Exercise details →
Using the entries that follow, collect the lines where the word "小科还了解到" appears.

Entries supplied →
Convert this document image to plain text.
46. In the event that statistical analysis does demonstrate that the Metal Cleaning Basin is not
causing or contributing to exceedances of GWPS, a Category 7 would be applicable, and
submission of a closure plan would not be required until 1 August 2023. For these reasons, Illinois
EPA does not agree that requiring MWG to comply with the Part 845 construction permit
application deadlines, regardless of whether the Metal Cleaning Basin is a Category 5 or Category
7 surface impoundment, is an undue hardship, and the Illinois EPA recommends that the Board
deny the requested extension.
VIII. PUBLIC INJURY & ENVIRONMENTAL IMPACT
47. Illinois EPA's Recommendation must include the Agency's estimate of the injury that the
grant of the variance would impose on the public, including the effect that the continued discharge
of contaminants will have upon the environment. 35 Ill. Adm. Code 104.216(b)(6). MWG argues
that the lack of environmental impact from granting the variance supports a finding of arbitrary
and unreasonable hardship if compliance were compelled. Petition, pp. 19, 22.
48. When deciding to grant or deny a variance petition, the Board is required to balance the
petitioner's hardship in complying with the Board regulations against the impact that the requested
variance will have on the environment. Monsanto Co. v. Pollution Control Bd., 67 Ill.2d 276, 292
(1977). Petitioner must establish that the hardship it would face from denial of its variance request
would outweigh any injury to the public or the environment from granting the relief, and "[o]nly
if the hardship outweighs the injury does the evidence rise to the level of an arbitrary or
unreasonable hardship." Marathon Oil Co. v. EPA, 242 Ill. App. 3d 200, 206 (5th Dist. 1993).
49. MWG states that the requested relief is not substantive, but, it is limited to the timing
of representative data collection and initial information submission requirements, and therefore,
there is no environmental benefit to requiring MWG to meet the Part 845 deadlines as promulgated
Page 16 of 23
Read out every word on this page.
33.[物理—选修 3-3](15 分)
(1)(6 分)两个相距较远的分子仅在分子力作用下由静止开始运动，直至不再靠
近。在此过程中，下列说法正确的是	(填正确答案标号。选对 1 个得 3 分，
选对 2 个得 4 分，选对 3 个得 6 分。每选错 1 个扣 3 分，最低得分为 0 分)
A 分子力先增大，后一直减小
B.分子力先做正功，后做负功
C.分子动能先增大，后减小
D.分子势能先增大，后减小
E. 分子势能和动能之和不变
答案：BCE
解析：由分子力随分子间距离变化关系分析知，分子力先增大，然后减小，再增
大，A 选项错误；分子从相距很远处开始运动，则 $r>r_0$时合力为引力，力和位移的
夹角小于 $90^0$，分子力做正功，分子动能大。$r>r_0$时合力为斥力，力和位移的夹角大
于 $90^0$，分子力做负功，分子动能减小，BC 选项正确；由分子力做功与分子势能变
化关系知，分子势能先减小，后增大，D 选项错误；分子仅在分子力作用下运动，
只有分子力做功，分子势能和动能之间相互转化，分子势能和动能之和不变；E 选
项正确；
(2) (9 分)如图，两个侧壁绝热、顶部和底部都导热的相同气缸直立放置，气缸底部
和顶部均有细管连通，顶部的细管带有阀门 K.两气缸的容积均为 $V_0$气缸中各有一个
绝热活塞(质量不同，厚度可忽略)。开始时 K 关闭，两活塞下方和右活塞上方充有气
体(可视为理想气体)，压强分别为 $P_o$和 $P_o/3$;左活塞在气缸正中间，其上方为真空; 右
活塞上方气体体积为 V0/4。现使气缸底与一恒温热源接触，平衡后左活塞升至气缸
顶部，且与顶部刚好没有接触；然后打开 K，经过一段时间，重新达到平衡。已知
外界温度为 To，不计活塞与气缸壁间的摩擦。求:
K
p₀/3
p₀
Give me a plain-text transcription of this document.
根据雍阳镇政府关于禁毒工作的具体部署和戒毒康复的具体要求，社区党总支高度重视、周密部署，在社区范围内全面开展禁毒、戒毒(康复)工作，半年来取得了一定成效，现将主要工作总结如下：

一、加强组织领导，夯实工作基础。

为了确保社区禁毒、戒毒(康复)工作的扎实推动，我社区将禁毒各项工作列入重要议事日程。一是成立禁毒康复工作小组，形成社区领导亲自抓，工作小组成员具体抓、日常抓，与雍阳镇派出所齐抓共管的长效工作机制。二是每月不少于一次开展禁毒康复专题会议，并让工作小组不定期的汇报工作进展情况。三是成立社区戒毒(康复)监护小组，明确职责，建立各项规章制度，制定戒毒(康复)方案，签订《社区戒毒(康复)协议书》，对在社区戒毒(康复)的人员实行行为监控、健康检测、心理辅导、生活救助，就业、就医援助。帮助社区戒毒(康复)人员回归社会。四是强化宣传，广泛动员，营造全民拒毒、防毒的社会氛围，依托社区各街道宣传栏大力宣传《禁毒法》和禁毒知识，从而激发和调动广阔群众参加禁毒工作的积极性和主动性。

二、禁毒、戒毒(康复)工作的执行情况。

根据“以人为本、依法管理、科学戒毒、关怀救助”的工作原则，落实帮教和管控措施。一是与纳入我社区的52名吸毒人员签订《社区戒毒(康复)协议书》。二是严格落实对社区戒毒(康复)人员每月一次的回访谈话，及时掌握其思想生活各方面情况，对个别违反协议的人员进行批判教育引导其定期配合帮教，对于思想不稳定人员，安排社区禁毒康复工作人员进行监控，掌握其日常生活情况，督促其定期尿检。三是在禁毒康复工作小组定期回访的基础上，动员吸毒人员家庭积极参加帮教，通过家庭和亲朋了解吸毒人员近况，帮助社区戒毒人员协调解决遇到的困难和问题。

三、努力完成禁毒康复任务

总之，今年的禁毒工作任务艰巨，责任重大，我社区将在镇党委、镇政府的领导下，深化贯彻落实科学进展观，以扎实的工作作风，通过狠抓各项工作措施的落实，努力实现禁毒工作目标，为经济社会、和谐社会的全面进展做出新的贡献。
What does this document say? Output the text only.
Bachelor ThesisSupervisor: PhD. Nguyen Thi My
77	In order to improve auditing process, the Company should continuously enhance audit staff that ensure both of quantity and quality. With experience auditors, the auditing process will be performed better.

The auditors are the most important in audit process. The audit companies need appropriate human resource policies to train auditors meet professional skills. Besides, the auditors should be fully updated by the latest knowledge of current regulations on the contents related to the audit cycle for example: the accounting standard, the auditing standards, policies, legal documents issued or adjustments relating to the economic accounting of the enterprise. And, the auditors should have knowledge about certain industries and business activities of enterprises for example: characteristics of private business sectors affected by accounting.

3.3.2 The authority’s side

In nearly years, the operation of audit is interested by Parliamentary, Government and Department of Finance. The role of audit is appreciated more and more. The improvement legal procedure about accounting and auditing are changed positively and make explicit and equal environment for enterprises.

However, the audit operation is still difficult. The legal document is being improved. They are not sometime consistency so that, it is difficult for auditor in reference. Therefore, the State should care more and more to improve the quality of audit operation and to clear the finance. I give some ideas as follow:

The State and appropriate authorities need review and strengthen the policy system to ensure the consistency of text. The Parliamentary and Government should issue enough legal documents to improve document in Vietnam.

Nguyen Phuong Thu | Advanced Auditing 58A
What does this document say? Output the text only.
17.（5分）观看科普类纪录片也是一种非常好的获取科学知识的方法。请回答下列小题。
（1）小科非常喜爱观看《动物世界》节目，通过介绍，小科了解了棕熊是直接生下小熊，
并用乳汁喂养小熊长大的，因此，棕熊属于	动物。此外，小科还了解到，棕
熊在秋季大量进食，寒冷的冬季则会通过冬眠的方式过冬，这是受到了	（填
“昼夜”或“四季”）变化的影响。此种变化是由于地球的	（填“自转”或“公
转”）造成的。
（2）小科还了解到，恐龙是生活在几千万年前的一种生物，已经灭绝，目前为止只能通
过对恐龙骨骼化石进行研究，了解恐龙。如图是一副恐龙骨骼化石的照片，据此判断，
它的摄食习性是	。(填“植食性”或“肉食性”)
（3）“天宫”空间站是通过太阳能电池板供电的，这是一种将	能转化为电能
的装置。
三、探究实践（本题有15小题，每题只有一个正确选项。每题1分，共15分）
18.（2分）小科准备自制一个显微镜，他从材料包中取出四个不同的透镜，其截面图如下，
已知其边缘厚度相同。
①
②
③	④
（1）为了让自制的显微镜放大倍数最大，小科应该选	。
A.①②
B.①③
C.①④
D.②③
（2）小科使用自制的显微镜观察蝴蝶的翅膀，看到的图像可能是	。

Task result →
并用乳汁喂养小熊长大的，因此，棕熊属于	动物。此外，小科还了解到，棕
（2）小科还了解到，恐龙是生活在几千万年前的一种生物，已经灭绝，目前为止只能通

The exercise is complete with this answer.